**WHAT IS ASKED:** Only the pictures are to be left out; set down the rest of the records exactly.

╭─ DATA EXCERPTS

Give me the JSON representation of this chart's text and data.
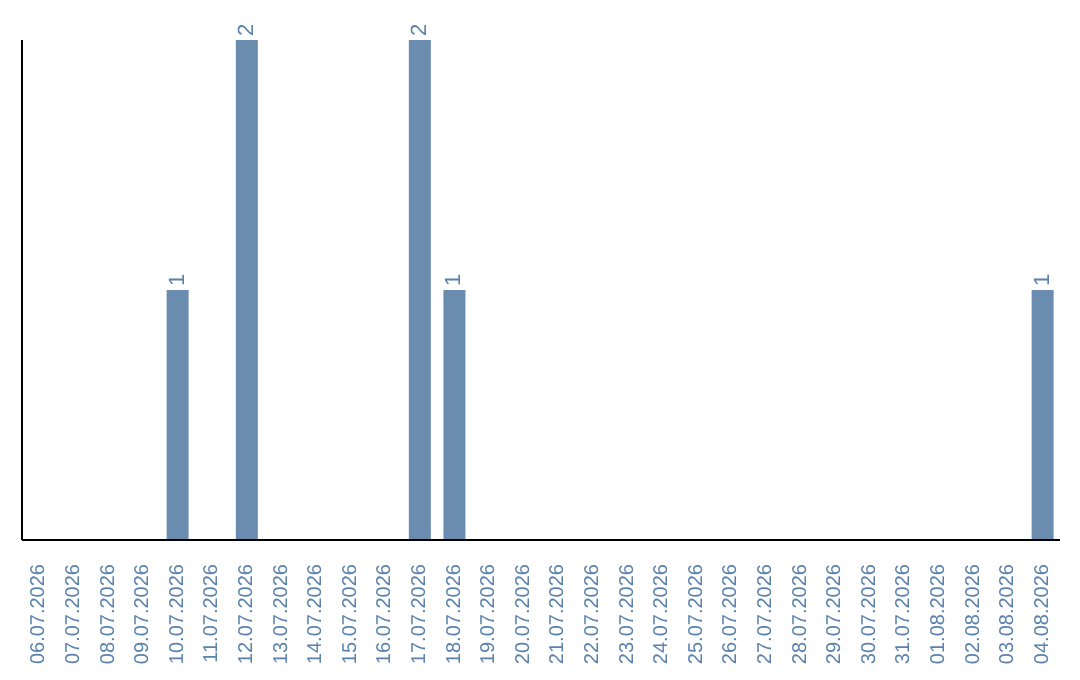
{
  "chart_data": {
    "type": "bar",
    "categories": [
      "06.07.2026",
      "07.07.2026",
      "08.07.2026",
      "09.07.2026",
      "10.07.2026",
      "11.07.2026",
      "12.07.2026",
      "13.07.2026",
      "14.07.2026",
      "15.07.2026",
      "16.07.2026",
      "17.07.2026",
      "18.07.2026",
      "19.07.2026",
      "20.07.2026",
      "21.07.2026",
      "22.07.2026",
      "23.07.2026",
      "24.07.2026",
      "25.07.2026",
      "26.07.2026",
      "27.07.2026",
      "28.07.2026",
      "29.07.2026",
      "30.07.2026",
      "31.07.2026",
      "01.08.2026",
      "02.08.2026",
      "03.08.2026",
      "04.08.2026"
    ],
    "values": [
      0,
      0,
      0,
      0,
      1,
      0,
      2,
      0,
      0,
      0,
      0,
      2,
      1,
      0,
      0,
      0,
      0,
      0,
      0,
      0,
      0,
      0,
      0,
      0,
      0,
      0,
      0,
      0,
      0,
      1
    ],
    "value_labels": [
      null,
      null,
      null,
      null,
      "1",
      null,
      "2",
      null,
      null,
      null,
      null,
      "2",
      "1",
      null,
      null,
      null,
      null,
      null,
      null,
      null,
      null,
      null,
      null,
      null,
      null,
      null,
      null,
      null,
      null,
      "1"
    ],
    "color": "#6a8caf",
    "grid": false,
    "legend": false
  }
}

╰─

**OUTPUT:**
Give me the JSON representation of this chart's text and data.
{
  "chart_data": {
    "type": "bar",
    "categories": [
      "06.07.2026",
      "07.07.2026",
      "08.07.2026",
      "09.07.2026",
      "10.07.2026",
      "11.07.2026",
      "12.07.2026",
      "13.07.2026",
      "14.07.2026",
      "15.07.2026",
      "16.07.2026",
      "17.07.2026",
      "18.07.2026",
      "19.07.2026",
      "20.07.2026",
      "21.07.2026",
      "22.07.2026",
      "23.07.2026",
      "24.07.2026",
      "25.07.2026",
      "26.07.2026",
      "27.07.2026",
      "28.07.2026",
      "29.07.2026",
      "30.07.2026",
      "31.07.2026",
      "01.08.2026",
      "02.08.2026",
      "03.08.2026",
      "04.08.2026"
    ],
    "values": [
      0,
      0,
      0,
      0,
      1,
      0,
      2,
      0,
      0,
      0,
      0,
      2,
      1,
      0,
      0,
      0,
      0,
      0,
      0,
      0,
      0,
      0,
      0,
      0,
      0,
      0,
      0,
      0,
      0,
      1
    ],
    "value_labels": [
      null,
      null,
      null,
      null,
      "1",
      null,
      "2",
      null,
      null,
      null,
      null,
      "2",
      "1",
      null,
      null,
      null,
      null,
      null,
      null,
      null,
      null,
      null,
      null,
      null,
      null,
      null,
      null,
      null,
      null,
      "1"
    ],
    "color": "#6a8caf",
    "grid": false,
    "legend": false
  }
}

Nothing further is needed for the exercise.